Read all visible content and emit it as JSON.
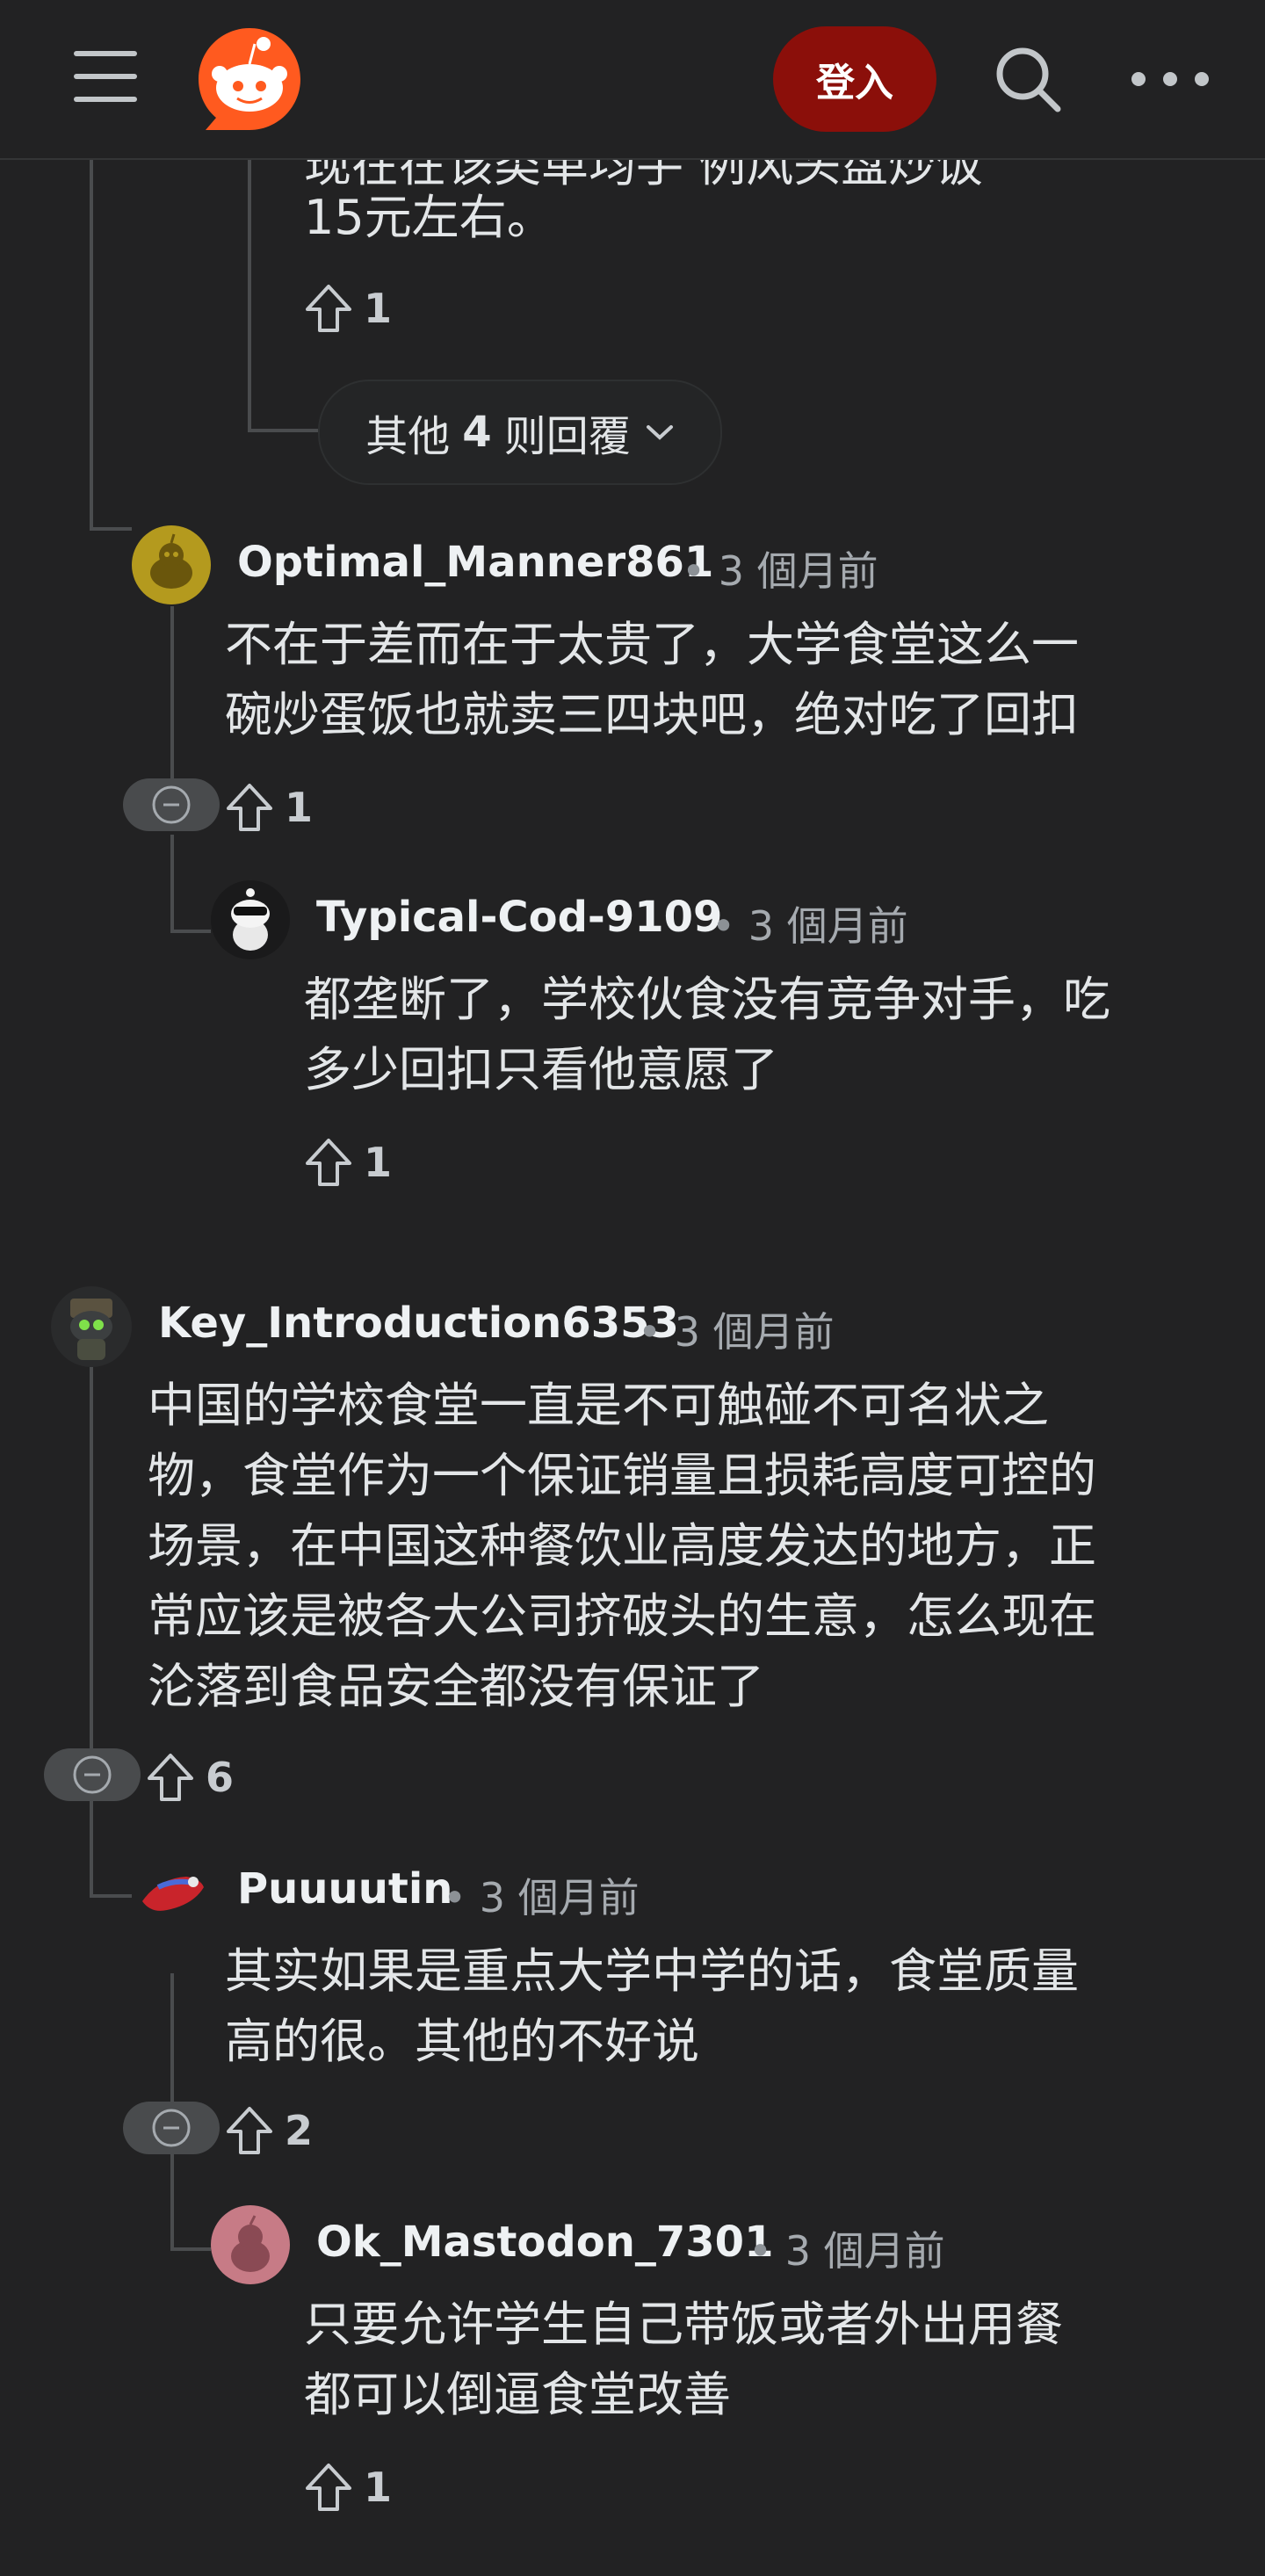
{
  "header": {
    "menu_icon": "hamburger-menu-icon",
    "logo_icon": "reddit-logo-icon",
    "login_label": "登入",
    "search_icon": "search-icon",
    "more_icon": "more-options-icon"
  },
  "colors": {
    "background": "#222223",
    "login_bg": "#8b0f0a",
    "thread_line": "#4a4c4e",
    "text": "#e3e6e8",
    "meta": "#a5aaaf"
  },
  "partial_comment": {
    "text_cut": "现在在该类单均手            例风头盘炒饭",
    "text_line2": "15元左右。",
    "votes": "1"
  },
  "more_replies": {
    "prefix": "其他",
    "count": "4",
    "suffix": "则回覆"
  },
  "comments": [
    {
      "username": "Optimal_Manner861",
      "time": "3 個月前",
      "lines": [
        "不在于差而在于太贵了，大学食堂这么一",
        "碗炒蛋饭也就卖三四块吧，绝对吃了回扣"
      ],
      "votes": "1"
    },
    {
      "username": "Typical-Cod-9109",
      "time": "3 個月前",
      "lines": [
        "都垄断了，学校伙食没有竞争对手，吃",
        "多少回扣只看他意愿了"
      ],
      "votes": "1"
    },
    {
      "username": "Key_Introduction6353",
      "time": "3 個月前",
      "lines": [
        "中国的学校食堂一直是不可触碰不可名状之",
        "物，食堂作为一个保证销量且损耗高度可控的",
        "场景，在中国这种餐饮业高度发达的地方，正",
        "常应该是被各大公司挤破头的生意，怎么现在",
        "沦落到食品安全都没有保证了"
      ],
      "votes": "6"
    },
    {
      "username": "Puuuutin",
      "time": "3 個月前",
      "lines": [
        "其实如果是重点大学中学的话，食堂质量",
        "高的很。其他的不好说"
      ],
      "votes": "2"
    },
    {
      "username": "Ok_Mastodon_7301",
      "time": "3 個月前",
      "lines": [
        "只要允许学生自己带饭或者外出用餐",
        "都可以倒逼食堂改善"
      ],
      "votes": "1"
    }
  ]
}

....................

**What to work on**
Without including any picture, repeat the data exactly.

**Finished task**
Read all visible content and emit it as JSON.
{
  "header": {
    "menu_icon": "hamburger-menu-icon",
    "logo_icon": "reddit-logo-icon",
    "login_label": "登入",
    "search_icon": "search-icon",
    "more_icon": "more-options-icon"
  },
  "colors": {
    "background": "#222223",
    "login_bg": "#8b0f0a",
    "thread_line": "#4a4c4e",
    "text": "#e3e6e8",
    "meta": "#a5aaaf"
  },
  "partial_comment": {
    "text_cut": "现在在该类单均手            例风头盘炒饭",
    "text_line2": "15元左右。",
    "votes": "1"
  },
  "more_replies": {
    "prefix": "其他",
    "count": "4",
    "suffix": "则回覆"
  },
  "comments": [
    {
      "username": "Optimal_Manner861",
      "time": "3 個月前",
      "lines": [
        "不在于差而在于太贵了，大学食堂这么一",
        "碗炒蛋饭也就卖三四块吧，绝对吃了回扣"
      ],
      "votes": "1"
    },
    {
      "username": "Typical-Cod-9109",
      "time": "3 個月前",
      "lines": [
        "都垄断了，学校伙食没有竞争对手，吃",
        "多少回扣只看他意愿了"
      ],
      "votes": "1"
    },
    {
      "username": "Key_Introduction6353",
      "time": "3 個月前",
      "lines": [
        "中国的学校食堂一直是不可触碰不可名状之",
        "物，食堂作为一个保证销量且损耗高度可控的",
        "场景，在中国这种餐饮业高度发达的地方，正",
        "常应该是被各大公司挤破头的生意，怎么现在",
        "沦落到食品安全都没有保证了"
      ],
      "votes": "6"
    },
    {
      "username": "Puuuutin",
      "time": "3 個月前",
      "lines": [
        "其实如果是重点大学中学的话，食堂质量",
        "高的很。其他的不好说"
      ],
      "votes": "2"
    },
    {
      "username": "Ok_Mastodon_7301",
      "time": "3 個月前",
      "lines": [
        "只要允许学生自己带饭或者外出用餐",
        "都可以倒逼食堂改善"
      ],
      "votes": "1"
    }
  ]
}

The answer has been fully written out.